(WHAT IS REQUIRED) Reproduce the lines below exactly, everything from the first line down to and including the line containing "620, 348, 634]".

(DATASET CONTENT)

--- begin ---

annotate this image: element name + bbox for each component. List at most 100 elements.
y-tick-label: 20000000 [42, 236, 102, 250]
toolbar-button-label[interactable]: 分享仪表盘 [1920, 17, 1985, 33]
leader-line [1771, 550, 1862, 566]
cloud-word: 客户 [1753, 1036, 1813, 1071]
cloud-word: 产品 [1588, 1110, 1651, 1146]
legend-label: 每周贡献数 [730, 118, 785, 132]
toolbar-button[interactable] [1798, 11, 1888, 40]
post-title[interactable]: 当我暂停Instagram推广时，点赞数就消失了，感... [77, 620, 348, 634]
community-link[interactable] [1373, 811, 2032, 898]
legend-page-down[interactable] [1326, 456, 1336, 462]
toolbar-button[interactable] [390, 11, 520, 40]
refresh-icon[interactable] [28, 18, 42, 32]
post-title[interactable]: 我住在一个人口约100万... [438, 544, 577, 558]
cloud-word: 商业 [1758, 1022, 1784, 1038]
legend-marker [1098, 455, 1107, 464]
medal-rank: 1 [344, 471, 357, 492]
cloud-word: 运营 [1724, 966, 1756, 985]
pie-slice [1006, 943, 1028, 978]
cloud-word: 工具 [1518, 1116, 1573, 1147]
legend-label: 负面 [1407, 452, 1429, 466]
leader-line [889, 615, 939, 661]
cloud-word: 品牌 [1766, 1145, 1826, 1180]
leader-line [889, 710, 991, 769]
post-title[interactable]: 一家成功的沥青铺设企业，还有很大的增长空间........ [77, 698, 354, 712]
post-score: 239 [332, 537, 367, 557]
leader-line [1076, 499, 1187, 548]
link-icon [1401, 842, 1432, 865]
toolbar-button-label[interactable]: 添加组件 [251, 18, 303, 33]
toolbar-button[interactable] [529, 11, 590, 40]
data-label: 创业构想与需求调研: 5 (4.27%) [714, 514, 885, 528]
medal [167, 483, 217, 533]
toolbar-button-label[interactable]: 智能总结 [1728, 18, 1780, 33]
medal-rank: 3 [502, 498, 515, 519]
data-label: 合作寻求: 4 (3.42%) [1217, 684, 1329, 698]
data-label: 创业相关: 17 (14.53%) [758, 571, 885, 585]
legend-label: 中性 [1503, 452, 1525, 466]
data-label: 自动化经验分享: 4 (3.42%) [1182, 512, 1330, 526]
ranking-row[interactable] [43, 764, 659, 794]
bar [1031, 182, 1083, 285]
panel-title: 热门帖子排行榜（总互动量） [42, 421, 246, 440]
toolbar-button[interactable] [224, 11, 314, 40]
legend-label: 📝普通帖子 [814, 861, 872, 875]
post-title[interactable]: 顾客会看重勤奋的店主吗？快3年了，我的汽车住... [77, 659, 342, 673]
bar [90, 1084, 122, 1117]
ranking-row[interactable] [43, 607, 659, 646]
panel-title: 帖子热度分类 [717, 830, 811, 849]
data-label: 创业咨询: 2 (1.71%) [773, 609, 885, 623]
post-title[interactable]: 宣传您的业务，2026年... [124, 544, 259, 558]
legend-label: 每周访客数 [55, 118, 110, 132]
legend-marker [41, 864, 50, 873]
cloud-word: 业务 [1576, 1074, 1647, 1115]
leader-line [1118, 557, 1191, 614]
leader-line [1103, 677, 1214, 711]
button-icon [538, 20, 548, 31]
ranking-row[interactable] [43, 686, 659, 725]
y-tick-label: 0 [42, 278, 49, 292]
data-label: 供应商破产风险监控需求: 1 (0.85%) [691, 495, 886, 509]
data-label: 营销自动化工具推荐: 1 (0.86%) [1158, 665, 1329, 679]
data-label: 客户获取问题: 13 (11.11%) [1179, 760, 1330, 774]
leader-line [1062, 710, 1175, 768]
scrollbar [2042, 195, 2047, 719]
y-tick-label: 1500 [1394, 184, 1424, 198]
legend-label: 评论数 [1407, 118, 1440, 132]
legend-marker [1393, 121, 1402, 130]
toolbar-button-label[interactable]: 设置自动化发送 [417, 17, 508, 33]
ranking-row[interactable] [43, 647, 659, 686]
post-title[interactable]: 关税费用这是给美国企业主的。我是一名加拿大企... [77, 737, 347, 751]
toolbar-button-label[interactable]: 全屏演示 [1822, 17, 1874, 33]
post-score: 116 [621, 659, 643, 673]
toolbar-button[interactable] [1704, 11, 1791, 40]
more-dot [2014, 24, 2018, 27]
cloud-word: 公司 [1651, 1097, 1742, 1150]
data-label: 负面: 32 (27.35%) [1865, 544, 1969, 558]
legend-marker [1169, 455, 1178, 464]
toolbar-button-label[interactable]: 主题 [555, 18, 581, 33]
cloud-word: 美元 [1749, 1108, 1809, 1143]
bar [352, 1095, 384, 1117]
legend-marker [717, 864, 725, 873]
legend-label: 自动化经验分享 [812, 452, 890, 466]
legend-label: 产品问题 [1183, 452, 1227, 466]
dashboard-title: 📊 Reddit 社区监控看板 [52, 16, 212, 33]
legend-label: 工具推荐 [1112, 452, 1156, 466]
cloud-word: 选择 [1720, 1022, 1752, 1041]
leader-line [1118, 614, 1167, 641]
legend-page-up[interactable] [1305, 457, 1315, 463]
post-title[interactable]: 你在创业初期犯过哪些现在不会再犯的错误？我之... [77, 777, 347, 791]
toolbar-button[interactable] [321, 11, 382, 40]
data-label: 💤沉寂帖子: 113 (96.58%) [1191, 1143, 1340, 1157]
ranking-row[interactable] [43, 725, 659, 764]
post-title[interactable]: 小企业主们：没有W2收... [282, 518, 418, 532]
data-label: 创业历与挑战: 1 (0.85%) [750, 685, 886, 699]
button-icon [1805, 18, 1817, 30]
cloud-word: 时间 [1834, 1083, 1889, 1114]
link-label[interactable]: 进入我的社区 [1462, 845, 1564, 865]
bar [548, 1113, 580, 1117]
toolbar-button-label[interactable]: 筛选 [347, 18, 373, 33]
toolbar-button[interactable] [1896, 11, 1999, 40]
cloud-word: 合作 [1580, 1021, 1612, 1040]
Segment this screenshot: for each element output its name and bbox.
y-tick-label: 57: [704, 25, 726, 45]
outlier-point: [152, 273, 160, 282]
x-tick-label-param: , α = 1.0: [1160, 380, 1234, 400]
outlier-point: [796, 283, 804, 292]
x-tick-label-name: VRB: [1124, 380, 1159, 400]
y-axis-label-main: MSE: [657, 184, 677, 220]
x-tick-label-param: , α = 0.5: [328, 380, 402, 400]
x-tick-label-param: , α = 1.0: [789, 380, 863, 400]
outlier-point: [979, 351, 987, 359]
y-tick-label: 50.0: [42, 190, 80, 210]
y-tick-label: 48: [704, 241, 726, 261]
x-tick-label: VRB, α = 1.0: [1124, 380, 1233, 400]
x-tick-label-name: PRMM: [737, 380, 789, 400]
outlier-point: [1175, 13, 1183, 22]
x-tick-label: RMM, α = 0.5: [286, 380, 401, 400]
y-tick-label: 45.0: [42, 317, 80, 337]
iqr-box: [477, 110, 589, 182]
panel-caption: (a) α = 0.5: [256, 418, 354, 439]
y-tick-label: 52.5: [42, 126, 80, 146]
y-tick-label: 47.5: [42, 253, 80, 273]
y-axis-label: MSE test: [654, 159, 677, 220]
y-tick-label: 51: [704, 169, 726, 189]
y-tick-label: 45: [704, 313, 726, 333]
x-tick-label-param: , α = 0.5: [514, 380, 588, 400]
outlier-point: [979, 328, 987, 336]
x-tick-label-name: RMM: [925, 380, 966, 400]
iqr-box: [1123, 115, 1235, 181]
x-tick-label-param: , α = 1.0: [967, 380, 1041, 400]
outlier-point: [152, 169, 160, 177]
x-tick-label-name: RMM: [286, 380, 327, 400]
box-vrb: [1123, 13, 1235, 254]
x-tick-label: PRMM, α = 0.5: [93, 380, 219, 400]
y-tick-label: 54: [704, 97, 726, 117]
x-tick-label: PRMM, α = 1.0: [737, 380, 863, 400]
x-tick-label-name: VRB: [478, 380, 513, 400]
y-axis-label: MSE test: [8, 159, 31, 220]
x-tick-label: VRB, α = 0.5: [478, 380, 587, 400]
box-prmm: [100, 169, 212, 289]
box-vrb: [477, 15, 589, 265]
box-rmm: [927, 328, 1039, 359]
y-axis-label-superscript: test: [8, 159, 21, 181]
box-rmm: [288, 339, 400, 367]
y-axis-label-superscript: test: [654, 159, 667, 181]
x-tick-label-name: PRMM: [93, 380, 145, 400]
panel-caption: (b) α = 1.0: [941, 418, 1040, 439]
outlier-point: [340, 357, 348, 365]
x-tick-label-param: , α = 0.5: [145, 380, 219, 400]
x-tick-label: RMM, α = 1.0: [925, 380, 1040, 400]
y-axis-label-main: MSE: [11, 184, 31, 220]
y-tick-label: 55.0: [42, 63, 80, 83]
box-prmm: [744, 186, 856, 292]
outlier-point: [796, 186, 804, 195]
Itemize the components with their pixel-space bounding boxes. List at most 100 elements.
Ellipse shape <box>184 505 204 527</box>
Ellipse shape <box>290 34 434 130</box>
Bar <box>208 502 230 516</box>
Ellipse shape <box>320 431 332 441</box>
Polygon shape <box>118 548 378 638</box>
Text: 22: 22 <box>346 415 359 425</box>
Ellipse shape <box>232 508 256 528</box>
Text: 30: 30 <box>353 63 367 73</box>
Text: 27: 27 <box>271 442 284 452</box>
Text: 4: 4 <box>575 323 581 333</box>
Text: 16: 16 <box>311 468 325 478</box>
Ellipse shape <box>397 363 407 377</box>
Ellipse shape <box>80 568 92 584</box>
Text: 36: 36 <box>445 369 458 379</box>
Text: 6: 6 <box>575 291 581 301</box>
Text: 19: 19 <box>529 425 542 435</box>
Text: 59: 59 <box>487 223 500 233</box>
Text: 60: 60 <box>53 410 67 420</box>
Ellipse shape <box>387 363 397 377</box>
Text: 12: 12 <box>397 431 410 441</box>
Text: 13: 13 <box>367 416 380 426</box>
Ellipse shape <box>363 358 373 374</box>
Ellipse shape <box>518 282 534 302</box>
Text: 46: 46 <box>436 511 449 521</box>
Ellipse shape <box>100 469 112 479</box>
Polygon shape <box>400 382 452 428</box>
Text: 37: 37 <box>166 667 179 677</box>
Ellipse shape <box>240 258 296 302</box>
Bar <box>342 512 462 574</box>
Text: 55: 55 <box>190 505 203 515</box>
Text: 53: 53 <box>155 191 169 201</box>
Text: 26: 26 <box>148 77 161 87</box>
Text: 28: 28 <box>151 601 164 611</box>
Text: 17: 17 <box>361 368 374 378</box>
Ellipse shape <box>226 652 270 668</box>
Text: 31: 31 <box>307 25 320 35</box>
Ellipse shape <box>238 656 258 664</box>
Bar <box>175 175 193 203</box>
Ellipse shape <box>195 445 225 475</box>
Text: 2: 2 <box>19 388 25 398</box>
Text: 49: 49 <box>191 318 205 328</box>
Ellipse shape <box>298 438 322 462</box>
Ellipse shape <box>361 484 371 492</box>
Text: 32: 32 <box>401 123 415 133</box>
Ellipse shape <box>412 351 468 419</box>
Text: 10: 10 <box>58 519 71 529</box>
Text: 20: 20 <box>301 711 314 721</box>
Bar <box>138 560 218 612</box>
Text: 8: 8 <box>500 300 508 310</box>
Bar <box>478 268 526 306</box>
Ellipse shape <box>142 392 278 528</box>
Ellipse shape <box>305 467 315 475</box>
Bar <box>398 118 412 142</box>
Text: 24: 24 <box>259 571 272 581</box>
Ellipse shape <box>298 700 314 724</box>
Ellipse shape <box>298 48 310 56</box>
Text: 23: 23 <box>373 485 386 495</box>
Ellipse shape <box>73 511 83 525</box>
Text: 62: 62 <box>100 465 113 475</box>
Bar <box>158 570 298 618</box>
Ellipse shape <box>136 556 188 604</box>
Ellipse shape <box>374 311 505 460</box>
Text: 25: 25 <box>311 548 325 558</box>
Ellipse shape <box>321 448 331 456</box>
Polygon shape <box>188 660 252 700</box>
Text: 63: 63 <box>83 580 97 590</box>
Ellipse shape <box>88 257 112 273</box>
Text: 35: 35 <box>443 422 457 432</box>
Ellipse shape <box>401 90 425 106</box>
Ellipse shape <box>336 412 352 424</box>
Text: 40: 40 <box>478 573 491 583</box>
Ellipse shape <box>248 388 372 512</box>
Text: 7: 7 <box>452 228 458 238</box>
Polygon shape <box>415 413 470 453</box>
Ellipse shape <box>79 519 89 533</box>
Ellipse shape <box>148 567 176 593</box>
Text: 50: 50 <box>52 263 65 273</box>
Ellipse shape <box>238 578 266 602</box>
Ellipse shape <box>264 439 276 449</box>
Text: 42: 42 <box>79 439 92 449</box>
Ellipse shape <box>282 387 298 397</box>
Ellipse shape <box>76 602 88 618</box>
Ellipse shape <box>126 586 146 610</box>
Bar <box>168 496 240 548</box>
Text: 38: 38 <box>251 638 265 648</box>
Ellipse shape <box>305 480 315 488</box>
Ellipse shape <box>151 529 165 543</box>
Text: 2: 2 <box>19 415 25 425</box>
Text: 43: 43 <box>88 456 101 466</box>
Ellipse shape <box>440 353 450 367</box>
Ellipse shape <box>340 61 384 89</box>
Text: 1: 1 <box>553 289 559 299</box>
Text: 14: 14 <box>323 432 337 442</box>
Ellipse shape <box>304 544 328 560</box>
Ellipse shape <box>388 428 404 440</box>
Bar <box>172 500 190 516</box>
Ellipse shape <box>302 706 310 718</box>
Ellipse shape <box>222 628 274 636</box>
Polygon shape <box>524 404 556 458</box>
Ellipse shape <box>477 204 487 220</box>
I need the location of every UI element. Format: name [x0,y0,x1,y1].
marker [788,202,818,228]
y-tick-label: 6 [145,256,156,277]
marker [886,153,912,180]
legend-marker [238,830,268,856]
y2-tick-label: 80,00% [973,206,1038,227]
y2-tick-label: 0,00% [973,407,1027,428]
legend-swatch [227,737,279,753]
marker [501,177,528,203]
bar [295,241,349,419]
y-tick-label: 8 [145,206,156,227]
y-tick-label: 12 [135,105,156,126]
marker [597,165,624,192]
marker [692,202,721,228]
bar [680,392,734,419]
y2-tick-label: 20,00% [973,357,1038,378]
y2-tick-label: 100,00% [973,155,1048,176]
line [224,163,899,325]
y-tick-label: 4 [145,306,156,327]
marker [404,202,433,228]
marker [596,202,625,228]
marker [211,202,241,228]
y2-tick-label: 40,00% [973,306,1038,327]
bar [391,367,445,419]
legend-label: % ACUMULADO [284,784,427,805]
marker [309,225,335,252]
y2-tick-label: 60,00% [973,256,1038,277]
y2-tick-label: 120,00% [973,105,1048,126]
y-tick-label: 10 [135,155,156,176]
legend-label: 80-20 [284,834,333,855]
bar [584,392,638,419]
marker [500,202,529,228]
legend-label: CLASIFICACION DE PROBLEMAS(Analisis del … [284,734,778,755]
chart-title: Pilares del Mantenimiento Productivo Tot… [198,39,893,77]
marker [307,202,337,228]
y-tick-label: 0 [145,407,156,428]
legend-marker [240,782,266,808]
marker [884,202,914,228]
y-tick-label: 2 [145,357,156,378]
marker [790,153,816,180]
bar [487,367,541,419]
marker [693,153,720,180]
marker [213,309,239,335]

--- end ---

(REPLY)
annotate this image: element name + bbox for each component. List at most 100 elements.
y-tick-label: 20000000 [42, 236, 102, 250]
toolbar-button-label[interactable]: 分享仪表盘 [1920, 17, 1985, 33]
leader-line [1771, 550, 1862, 566]
cloud-word: 客户 [1753, 1036, 1813, 1071]
cloud-word: 产品 [1588, 1110, 1651, 1146]
legend-label: 每周贡献数 [730, 118, 785, 132]
toolbar-button[interactable] [1798, 11, 1888, 40]
post-title[interactable]: 当我暂停Instagram推广时，点赞数就消失了，感... [77, 620, 348, 634]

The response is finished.